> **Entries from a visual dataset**
============
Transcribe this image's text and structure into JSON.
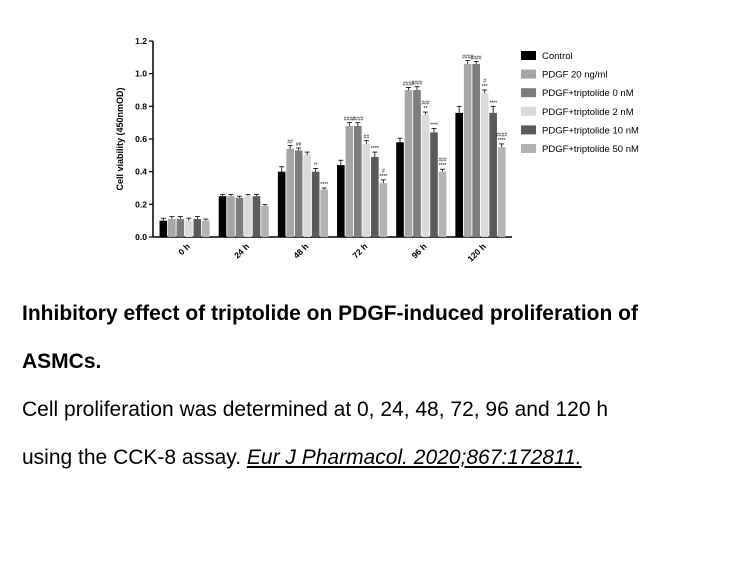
{
  "chart_data": {
    "type": "bar",
    "ylabel": "Cell viability (450nmOD)",
    "xlabel": "",
    "ylim": [
      0,
      1.2
    ],
    "yticks": [
      "0.0",
      "0.2",
      "0.4",
      "0.6",
      "0.8",
      "1.0",
      "1.2"
    ],
    "categories": [
      "0 h",
      "24 h",
      "48 h",
      "72 h",
      "96 h",
      "120 h"
    ],
    "legend_position": "right",
    "series": [
      {
        "name": "Control",
        "color": "#000000",
        "values": [
          0.1,
          0.25,
          0.4,
          0.44,
          0.58,
          0.76
        ],
        "errors": [
          0.015,
          0.01,
          0.03,
          0.03,
          0.025,
          0.04
        ],
        "annotations": [
          "",
          "",
          "",
          "",
          "",
          ""
        ]
      },
      {
        "name": "PDGF 20 ng/ml",
        "color": "#a6a6a6",
        "values": [
          0.11,
          0.25,
          0.54,
          0.68,
          0.9,
          1.06
        ],
        "errors": [
          0.015,
          0.01,
          0.02,
          0.02,
          0.015,
          0.02
        ],
        "annotations": [
          "",
          "",
          "##",
          "####",
          "####",
          "####"
        ]
      },
      {
        "name": "PDGF+triptolide 0 nM",
        "color": "#7d7d7d",
        "values": [
          0.11,
          0.24,
          0.53,
          0.68,
          0.9,
          1.06
        ],
        "errors": [
          0.015,
          0.01,
          0.015,
          0.02,
          0.02,
          0.015
        ],
        "annotations": [
          "",
          "",
          "##",
          "####",
          "####",
          "####"
        ]
      },
      {
        "name": "PDGF+triptolide 2 nM",
        "color": "#dadada",
        "values": [
          0.1,
          0.25,
          0.5,
          0.57,
          0.75,
          0.88
        ],
        "errors": [
          0.015,
          0.01,
          0.02,
          0.02,
          0.015,
          0.02
        ],
        "annotations": [
          "",
          "",
          "",
          "##",
          "###\n**",
          "#\n***"
        ]
      },
      {
        "name": "PDGF+triptolide 10 nM",
        "color": "#5a5a5a",
        "values": [
          0.11,
          0.25,
          0.4,
          0.49,
          0.64,
          0.76
        ],
        "errors": [
          0.015,
          0.01,
          0.02,
          0.03,
          0.025,
          0.04
        ],
        "annotations": [
          "",
          "",
          "**",
          "****",
          "****",
          "****"
        ]
      },
      {
        "name": "PDGF+triptolide 50 nM",
        "color": "#b3b3b3",
        "values": [
          0.1,
          0.19,
          0.29,
          0.33,
          0.4,
          0.55
        ],
        "errors": [
          0.01,
          0.008,
          0.01,
          0.02,
          0.015,
          0.02
        ],
        "annotations": [
          "",
          "",
          "****",
          "#\n****",
          "###\n****",
          "####\n****"
        ]
      }
    ]
  },
  "caption": {
    "title_line1": "Inhibitory effect of triptolide on PDGF-induced proliferation of",
    "title_line2": "ASMCs.",
    "body_line1": "Cell proliferation was determined at 0, 24, 48, 72, 96 and 120 h",
    "body_line2_text": "using the CCK-8 assay. ",
    "citation": "Eur J Pharmacol. 2020;867:172811. "
  }
}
============
> **TASK REQUIREMENTS**
Filter the records above for lines containing the word "name", and copy those lines.

> **COMPLETED EXERCISE**
        "name": "Control",
        "name": "PDGF 20 ng/ml",
        "name": "PDGF+triptolide 0 nM",
        "name": "PDGF+triptolide 2 nM",
        "name": "PDGF+triptolide 10 nM",
        "name": "PDGF+triptolide 50 nM",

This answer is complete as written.